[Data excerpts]
-------

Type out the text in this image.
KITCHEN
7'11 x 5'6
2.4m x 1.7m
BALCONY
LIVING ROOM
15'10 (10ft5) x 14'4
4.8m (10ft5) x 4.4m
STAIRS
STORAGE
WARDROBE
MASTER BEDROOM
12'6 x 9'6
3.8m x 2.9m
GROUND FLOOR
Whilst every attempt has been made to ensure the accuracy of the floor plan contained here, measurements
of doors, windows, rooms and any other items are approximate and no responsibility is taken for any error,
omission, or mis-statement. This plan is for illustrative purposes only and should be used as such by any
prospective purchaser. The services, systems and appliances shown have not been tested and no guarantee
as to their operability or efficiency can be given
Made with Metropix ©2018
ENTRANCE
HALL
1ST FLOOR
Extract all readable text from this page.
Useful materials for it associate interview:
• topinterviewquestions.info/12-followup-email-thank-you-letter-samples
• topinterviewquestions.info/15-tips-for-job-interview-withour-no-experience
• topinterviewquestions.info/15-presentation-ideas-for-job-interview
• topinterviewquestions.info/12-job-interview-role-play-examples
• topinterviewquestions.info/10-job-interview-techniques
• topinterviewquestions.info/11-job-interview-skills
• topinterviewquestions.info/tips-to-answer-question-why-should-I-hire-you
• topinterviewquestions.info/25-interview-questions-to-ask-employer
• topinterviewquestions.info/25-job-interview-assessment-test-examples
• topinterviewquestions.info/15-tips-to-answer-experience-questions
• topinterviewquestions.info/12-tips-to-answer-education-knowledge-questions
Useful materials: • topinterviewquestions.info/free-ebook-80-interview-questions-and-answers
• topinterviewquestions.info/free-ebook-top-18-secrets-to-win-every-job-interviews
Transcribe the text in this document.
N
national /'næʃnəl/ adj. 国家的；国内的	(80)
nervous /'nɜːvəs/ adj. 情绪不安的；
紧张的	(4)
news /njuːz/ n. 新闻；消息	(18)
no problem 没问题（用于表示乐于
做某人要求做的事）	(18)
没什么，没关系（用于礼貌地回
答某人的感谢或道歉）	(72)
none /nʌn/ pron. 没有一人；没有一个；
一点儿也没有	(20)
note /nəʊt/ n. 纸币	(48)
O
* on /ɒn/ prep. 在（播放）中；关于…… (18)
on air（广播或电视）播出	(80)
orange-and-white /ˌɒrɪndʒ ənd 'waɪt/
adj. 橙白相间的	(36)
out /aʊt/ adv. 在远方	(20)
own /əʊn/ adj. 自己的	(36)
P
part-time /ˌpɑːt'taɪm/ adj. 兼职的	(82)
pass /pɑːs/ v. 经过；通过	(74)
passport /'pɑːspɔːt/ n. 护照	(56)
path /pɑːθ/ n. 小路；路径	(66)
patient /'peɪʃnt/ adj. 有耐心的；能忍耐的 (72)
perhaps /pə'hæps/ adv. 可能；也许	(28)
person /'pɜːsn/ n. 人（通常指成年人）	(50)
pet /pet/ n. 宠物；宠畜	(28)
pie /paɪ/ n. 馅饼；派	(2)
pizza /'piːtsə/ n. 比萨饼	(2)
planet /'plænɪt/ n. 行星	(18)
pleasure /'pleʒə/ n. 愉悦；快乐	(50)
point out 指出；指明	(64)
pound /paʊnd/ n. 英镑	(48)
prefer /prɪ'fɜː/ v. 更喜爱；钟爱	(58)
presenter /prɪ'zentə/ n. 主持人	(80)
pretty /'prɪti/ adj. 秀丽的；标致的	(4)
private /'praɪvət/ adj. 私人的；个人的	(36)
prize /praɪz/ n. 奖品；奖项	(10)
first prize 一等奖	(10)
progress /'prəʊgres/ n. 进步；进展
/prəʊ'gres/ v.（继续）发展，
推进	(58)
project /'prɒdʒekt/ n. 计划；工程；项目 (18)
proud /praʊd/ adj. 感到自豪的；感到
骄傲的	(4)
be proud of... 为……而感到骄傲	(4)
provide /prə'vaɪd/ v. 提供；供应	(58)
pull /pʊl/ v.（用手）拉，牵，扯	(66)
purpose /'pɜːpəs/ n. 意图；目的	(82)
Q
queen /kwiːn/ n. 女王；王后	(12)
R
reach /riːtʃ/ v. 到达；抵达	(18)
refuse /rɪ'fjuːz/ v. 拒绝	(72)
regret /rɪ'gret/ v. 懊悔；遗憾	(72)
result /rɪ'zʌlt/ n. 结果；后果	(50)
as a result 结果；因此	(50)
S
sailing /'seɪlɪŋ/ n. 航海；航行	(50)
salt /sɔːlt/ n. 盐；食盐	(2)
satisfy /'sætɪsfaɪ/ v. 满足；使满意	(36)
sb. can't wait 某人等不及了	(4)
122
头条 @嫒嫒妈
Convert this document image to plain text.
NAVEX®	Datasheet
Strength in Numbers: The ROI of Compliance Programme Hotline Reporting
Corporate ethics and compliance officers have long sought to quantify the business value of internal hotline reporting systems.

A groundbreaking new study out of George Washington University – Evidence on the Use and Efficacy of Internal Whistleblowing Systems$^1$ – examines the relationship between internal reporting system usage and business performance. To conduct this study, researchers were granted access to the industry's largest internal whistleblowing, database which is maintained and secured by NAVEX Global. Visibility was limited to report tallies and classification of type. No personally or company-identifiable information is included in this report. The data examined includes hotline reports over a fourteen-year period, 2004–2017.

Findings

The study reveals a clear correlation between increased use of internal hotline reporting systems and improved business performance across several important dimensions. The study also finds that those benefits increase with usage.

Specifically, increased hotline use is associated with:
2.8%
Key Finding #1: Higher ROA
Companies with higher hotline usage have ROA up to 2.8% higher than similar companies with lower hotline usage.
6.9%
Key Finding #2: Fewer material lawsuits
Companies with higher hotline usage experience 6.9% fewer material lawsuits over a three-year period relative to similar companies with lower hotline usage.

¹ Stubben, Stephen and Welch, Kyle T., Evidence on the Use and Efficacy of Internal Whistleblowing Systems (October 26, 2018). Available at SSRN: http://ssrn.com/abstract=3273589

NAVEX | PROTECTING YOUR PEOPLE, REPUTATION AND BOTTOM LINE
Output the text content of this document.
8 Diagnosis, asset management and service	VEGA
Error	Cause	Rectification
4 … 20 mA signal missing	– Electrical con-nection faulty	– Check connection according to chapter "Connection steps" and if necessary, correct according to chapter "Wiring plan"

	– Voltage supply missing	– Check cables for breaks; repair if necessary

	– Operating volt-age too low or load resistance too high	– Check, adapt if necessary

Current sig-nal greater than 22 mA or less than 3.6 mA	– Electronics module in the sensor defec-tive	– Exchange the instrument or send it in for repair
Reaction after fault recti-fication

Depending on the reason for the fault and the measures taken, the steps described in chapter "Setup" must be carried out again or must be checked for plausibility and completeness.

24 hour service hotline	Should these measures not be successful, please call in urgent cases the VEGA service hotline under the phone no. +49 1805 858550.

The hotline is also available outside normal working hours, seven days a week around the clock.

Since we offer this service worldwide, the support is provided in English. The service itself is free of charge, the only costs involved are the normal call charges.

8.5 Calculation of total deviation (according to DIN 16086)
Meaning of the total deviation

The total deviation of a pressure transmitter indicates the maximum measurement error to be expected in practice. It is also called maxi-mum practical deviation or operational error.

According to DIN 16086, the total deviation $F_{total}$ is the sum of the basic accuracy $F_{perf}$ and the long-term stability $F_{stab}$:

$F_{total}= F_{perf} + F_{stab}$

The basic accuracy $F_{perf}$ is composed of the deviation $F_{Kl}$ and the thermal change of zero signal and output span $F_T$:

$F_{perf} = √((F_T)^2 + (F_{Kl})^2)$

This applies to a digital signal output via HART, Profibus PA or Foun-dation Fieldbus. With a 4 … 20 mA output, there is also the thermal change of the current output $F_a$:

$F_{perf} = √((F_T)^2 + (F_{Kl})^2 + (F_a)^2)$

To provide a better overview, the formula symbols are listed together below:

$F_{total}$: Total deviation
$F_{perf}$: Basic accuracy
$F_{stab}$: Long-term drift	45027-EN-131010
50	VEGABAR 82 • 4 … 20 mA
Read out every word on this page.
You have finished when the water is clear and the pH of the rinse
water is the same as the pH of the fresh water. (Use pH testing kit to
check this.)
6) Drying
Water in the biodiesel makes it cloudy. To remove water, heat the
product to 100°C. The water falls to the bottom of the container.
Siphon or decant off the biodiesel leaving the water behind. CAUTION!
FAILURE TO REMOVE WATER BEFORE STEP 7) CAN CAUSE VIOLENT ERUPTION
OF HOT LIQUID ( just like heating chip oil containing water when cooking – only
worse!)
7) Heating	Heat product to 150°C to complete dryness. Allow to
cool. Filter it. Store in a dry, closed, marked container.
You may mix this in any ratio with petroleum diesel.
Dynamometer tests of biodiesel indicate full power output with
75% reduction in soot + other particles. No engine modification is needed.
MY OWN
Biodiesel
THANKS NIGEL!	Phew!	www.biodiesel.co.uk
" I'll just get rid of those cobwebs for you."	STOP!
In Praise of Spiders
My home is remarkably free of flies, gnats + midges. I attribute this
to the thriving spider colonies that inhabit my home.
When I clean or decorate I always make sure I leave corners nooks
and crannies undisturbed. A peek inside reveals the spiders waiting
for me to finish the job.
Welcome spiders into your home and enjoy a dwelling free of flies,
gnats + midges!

-------

● **What needs to be done**: Identify each line in the records above that contains the word "every", and copy it out in full.

● **Output of the exercise**:
Whilst every attempt has been made to ensure the accuracy of the floor plan contained here, measurements
• topinterviewquestions.info/free-ebook-top-18-secrets-to-win-every-job-interviews
Read out every word on this page.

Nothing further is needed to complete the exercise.